* [MATERIAL SHOWN]
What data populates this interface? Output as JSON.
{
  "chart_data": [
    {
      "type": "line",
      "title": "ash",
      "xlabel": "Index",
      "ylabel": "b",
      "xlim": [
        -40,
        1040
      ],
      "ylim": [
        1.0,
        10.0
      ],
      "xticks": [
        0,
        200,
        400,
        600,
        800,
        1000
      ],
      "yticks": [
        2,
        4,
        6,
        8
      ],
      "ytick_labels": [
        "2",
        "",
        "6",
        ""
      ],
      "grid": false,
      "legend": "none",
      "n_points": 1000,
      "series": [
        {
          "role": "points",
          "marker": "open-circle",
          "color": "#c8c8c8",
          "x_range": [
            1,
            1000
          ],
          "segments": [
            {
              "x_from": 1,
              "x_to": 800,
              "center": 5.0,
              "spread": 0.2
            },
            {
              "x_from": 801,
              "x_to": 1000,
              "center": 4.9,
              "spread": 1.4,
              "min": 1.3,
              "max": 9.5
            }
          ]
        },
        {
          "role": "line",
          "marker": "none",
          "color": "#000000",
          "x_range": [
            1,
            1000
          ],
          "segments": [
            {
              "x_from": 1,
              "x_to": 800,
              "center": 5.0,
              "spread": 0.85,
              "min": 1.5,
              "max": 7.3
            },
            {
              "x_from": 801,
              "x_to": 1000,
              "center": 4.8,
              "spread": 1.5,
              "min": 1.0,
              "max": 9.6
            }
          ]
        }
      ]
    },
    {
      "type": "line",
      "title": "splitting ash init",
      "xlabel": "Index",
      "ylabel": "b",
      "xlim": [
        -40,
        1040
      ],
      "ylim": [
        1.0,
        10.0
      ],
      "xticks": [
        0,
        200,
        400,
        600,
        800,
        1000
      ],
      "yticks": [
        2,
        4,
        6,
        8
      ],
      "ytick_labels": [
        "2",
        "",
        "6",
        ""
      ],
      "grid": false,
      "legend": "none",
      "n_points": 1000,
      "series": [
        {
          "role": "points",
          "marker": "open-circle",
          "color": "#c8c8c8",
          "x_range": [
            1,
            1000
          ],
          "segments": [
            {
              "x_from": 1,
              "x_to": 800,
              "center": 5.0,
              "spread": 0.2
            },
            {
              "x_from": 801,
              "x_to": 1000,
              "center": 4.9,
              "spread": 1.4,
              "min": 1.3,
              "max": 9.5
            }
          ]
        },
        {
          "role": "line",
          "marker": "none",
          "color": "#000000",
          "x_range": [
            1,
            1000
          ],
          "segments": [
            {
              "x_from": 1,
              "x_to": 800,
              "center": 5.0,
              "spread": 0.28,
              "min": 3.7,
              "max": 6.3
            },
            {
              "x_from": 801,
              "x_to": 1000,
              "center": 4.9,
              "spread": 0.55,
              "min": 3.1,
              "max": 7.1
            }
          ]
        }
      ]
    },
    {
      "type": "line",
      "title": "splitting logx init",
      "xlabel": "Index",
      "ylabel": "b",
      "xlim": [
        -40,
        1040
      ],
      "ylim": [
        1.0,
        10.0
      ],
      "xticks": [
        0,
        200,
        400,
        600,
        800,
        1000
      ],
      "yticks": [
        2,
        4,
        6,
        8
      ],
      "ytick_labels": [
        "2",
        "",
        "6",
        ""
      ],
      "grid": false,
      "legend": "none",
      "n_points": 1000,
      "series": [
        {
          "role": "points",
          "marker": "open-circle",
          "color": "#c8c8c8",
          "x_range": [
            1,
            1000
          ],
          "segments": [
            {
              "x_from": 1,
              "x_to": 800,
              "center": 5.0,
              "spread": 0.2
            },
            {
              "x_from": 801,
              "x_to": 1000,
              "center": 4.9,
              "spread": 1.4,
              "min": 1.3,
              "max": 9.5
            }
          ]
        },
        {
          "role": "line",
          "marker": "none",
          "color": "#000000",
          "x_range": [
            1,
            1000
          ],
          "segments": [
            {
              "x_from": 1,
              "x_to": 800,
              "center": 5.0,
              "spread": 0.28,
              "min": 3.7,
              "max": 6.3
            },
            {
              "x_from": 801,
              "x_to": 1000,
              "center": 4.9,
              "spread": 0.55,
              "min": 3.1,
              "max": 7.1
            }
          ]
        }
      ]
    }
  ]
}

* [TASK PROMPT]
Write out the entries above once more, without altering anything.

* [RESPONSE TO THE TASK]
What data populates this interface? Output as JSON.
{
  "chart_data": [
    {
      "type": "line",
      "title": "ash",
      "xlabel": "Index",
      "ylabel": "b",
      "xlim": [
        -40,
        1040
      ],
      "ylim": [
        1.0,
        10.0
      ],
      "xticks": [
        0,
        200,
        400,
        600,
        800,
        1000
      ],
      "yticks": [
        2,
        4,
        6,
        8
      ],
      "ytick_labels": [
        "2",
        "",
        "6",
        ""
      ],
      "grid": false,
      "legend": "none",
      "n_points": 1000,
      "series": [
        {
          "role": "points",
          "marker": "open-circle",
          "color": "#c8c8c8",
          "x_range": [
            1,
            1000
          ],
          "segments": [
            {
              "x_from": 1,
              "x_to": 800,
              "center": 5.0,
              "spread": 0.2
            },
            {
              "x_from": 801,
              "x_to": 1000,
              "center": 4.9,
              "spread": 1.4,
              "min": 1.3,
              "max": 9.5
            }
          ]
        },
        {
          "role": "line",
          "marker": "none",
          "color": "#000000",
          "x_range": [
            1,
            1000
          ],
          "segments": [
            {
              "x_from": 1,
              "x_to": 800,
              "center": 5.0,
              "spread": 0.85,
              "min": 1.5,
              "max": 7.3
            },
            {
              "x_from": 801,
              "x_to": 1000,
              "center": 4.8,
              "spread": 1.5,
              "min": 1.0,
              "max": 9.6
            }
          ]
        }
      ]
    },
    {
      "type": "line",
      "title": "splitting ash init",
      "xlabel": "Index",
      "ylabel": "b",
      "xlim": [
        -40,
        1040
      ],
      "ylim": [
        1.0,
        10.0
      ],
      "xticks": [
        0,
        200,
        400,
        600,
        800,
        1000
      ],
      "yticks": [
        2,
        4,
        6,
        8
      ],
      "ytick_labels": [
        "2",
        "",
        "6",
        ""
      ],
      "grid": false,
      "legend": "none",
      "n_points": 1000,
      "series": [
        {
          "role": "points",
          "marker": "open-circle",
          "color": "#c8c8c8",
          "x_range": [
            1,
            1000
          ],
          "segments": [
            {
              "x_from": 1,
              "x_to": 800,
              "center": 5.0,
              "spread": 0.2
            },
            {
              "x_from": 801,
              "x_to": 1000,
              "center": 4.9,
              "spread": 1.4,
              "min": 1.3,
              "max": 9.5
            }
          ]
        },
        {
          "role": "line",
          "marker": "none",
          "color": "#000000",
          "x_range": [
            1,
            1000
          ],
          "segments": [
            {
              "x_from": 1,
              "x_to": 800,
              "center": 5.0,
              "spread": 0.28,
              "min": 3.7,
              "max": 6.3
            },
            {
              "x_from": 801,
              "x_to": 1000,
              "center": 4.9,
              "spread": 0.55,
              "min": 3.1,
              "max": 7.1
            }
          ]
        }
      ]
    },
    {
      "type": "line",
      "title": "splitting logx init",
      "xlabel": "Index",
      "ylabel": "b",
      "xlim": [
        -40,
        1040
      ],
      "ylim": [
        1.0,
        10.0
      ],
      "xticks": [
        0,
        200,
        400,
        600,
        800,
        1000
      ],
      "yticks": [
        2,
        4,
        6,
        8
      ],
      "ytick_labels": [
        "2",
        "",
        "6",
        ""
      ],
      "grid": false,
      "legend": "none",
      "n_points": 1000,
      "series": [
        {
          "role": "points",
          "marker": "open-circle",
          "color": "#c8c8c8",
          "x_range": [
            1,
            1000
          ],
          "segments": [
            {
              "x_from": 1,
              "x_to": 800,
              "center": 5.0,
              "spread": 0.2
            },
            {
              "x_from": 801,
              "x_to": 1000,
              "center": 4.9,
              "spread": 1.4,
              "min": 1.3,
              "max": 9.5
            }
          ]
        },
        {
          "role": "line",
          "marker": "none",
          "color": "#000000",
          "x_range": [
            1,
            1000
          ],
          "segments": [
            {
              "x_from": 1,
              "x_to": 800,
              "center": 5.0,
              "spread": 0.28,
              "min": 3.7,
              "max": 6.3
            },
            {
              "x_from": 801,
              "x_to": 1000,
              "center": 4.9,
              "spread": 0.55,
              "min": 3.1,
              "max": 7.1
            }
          ]
        }
      ]
    }
  ]
}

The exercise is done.